What follows is a block of records; restate each one word for word.

» **MATERIAL TO PROCESS**
^^^^^^^^^^^^^^^^
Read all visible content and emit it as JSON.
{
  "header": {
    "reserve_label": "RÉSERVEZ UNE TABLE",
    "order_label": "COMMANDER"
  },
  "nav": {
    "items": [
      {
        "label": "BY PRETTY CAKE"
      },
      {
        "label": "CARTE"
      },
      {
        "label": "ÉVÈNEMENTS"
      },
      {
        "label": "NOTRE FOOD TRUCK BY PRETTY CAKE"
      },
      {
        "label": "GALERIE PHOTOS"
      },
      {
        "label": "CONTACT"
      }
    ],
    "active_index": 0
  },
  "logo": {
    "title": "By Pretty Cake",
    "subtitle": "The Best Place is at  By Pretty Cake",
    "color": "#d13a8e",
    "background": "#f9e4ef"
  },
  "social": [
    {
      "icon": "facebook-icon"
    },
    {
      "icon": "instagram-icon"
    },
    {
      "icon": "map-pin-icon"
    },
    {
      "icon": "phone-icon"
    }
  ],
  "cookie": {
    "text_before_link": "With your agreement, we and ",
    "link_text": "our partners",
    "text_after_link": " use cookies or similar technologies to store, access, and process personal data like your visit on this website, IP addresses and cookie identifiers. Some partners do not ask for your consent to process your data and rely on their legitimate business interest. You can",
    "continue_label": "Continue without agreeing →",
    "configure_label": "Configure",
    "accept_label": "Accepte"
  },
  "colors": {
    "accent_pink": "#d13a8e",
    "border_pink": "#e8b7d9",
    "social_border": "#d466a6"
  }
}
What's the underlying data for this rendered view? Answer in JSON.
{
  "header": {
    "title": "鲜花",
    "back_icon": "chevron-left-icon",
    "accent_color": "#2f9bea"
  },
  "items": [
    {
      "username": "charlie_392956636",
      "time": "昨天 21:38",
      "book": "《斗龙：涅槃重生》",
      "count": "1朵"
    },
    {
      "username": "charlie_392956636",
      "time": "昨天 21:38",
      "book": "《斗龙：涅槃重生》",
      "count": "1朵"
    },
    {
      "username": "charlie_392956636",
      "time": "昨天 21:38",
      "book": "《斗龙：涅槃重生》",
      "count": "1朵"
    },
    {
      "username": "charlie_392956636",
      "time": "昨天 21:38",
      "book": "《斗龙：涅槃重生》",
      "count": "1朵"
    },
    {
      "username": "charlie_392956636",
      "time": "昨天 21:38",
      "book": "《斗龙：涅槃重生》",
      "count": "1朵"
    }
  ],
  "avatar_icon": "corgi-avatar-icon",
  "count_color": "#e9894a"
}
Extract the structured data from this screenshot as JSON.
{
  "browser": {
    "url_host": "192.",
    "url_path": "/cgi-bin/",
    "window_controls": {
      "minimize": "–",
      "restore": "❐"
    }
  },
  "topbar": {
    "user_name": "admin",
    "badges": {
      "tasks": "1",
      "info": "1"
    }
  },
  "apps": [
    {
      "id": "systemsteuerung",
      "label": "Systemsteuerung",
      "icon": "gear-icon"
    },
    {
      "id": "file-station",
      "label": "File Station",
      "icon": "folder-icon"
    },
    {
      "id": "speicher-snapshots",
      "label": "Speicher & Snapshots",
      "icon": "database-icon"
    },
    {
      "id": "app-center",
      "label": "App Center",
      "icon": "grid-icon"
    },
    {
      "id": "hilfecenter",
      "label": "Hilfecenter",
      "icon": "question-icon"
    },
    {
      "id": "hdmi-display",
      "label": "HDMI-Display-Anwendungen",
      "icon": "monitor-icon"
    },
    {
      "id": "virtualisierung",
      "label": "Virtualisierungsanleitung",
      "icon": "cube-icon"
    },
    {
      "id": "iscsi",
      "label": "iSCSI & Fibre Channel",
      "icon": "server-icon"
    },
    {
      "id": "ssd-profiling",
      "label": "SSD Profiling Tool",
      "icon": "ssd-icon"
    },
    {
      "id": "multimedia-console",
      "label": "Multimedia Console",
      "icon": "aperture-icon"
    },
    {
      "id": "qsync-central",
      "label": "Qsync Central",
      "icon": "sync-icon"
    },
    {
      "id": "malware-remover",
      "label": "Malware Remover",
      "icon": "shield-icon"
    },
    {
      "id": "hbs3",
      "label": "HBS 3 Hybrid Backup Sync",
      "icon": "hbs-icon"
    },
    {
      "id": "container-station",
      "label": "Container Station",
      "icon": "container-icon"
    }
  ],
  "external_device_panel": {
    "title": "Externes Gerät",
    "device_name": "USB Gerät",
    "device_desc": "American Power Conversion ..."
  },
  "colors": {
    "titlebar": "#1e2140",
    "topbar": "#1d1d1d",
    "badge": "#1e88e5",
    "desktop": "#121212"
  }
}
^^^^^^^^^^^^^^^^
» **SOLVED EXERCISE**
Read all visible content and emit it as JSON.
{
  "header": {
    "reserve_label": "RÉSERVEZ UNE TABLE",
    "order_label": "COMMANDER"
  },
  "nav": {
    "items": [
      {
        "label": "BY PRETTY CAKE"
      },
      {
        "label": "CARTE"
      },
      {
        "label": "ÉVÈNEMENTS"
      },
      {
        "label": "NOTRE FOOD TRUCK BY PRETTY CAKE"
      },
      {
        "label": "GALERIE PHOTOS"
      },
      {
        "label": "CONTACT"
      }
    ],
    "active_index": 0
  },
  "logo": {
    "title": "By Pretty Cake",
    "subtitle": "The Best Place is at  By Pretty Cake",
    "color": "#d13a8e",
    "background": "#f9e4ef"
  },
  "social": [
    {
      "icon": "facebook-icon"
    },
    {
      "icon": "instagram-icon"
    },
    {
      "icon": "map-pin-icon"
    },
    {
      "icon": "phone-icon"
    }
  ],
  "cookie": {
    "text_before_link": "With your agreement, we and ",
    "link_text": "our partners",
    "text_after_link": " use cookies or similar technologies to store, access, and process personal data like your visit on this website, IP addresses and cookie identifiers. Some partners do not ask for your consent to process your data and rely on their legitimate business interest. You can",
    "continue_label": "Continue without agreeing →",
    "configure_label": "Configure",
    "accept_label": "Accepte"
  },
  "colors": {
    "accent_pink": "#d13a8e",
    "border_pink": "#e8b7d9",
    "social_border": "#d466a6"
  }
}
What's the underlying data for this rendered view? Answer in JSON.
{
  "header": {
    "title": "鲜花",
    "back_icon": "chevron-left-icon",
    "accent_color": "#2f9bea"
  },
  "items": [
    {
      "username": "charlie_392956636",
      "time": "昨天 21:38",
      "book": "《斗龙：涅槃重生》",
      "count": "1朵"
    },
    {
      "username": "charlie_392956636",
      "time": "昨天 21:38",
      "book": "《斗龙：涅槃重生》",
      "count": "1朵"
    },
    {
      "username": "charlie_392956636",
      "time": "昨天 21:38",
      "book": "《斗龙：涅槃重生》",
      "count": "1朵"
    },
    {
      "username": "charlie_392956636",
      "time": "昨天 21:38",
      "book": "《斗龙：涅槃重生》",
      "count": "1朵"
    },
    {
      "username": "charlie_392956636",
      "time": "昨天 21:38",
      "book": "《斗龙：涅槃重生》",
      "count": "1朵"
    }
  ],
  "avatar_icon": "corgi-avatar-icon",
  "count_color": "#e9894a"
}
Extract the structured data from this screenshot as JSON.
{
  "browser": {
    "url_host": "192.",
    "url_path": "/cgi-bin/",
    "window_controls": {
      "minimize": "–",
      "restore": "❐"
    }
  },
  "topbar": {
    "user_name": "admin",
    "badges": {
      "tasks": "1",
      "info": "1"
    }
  },
  "apps": [
    {
      "id": "systemsteuerung",
      "label": "Systemsteuerung",
      "icon": "gear-icon"
    },
    {
      "id": "file-station",
      "label": "File Station",
      "icon": "folder-icon"
    },
    {
      "id": "speicher-snapshots",
      "label": "Speicher & Snapshots",
      "icon": "database-icon"
    },
    {
      "id": "app-center",
      "label": "App Center",
      "icon": "grid-icon"
    },
    {
      "id": "hilfecenter",
      "label": "Hilfecenter",
      "icon": "question-icon"
    },
    {
      "id": "hdmi-display",
      "label": "HDMI-Display-Anwendungen",
      "icon": "monitor-icon"
    },
    {
      "id": "virtualisierung",
      "label": "Virtualisierungsanleitung",
      "icon": "cube-icon"
    },
    {
      "id": "iscsi",
      "label": "iSCSI & Fibre Channel",
      "icon": "server-icon"
    },
    {
      "id": "ssd-profiling",
      "label": "SSD Profiling Tool",
      "icon": "ssd-icon"
    },
    {
      "id": "multimedia-console",
      "label": "Multimedia Console",
      "icon": "aperture-icon"
    },
    {
      "id": "qsync-central",
      "label": "Qsync Central",
      "icon": "sync-icon"
    },
    {
      "id": "malware-remover",
      "label": "Malware Remover",
      "icon": "shield-icon"
    },
    {
      "id": "hbs3",
      "label": "HBS 3 Hybrid Backup Sync",
      "icon": "hbs-icon"
    },
    {
      "id": "container-station",
      "label": "Container Station",
      "icon": "container-icon"
    }
  ],
  "external_device_panel": {
    "title": "Externes Gerät",
    "device_name": "USB Gerät",
    "device_desc": "American Power Conversion ..."
  },
  "colors": {
    "titlebar": "#1e2140",
    "topbar": "#1d1d1d",
    "badge": "#1e88e5",
    "desktop": "#121212"
  }
}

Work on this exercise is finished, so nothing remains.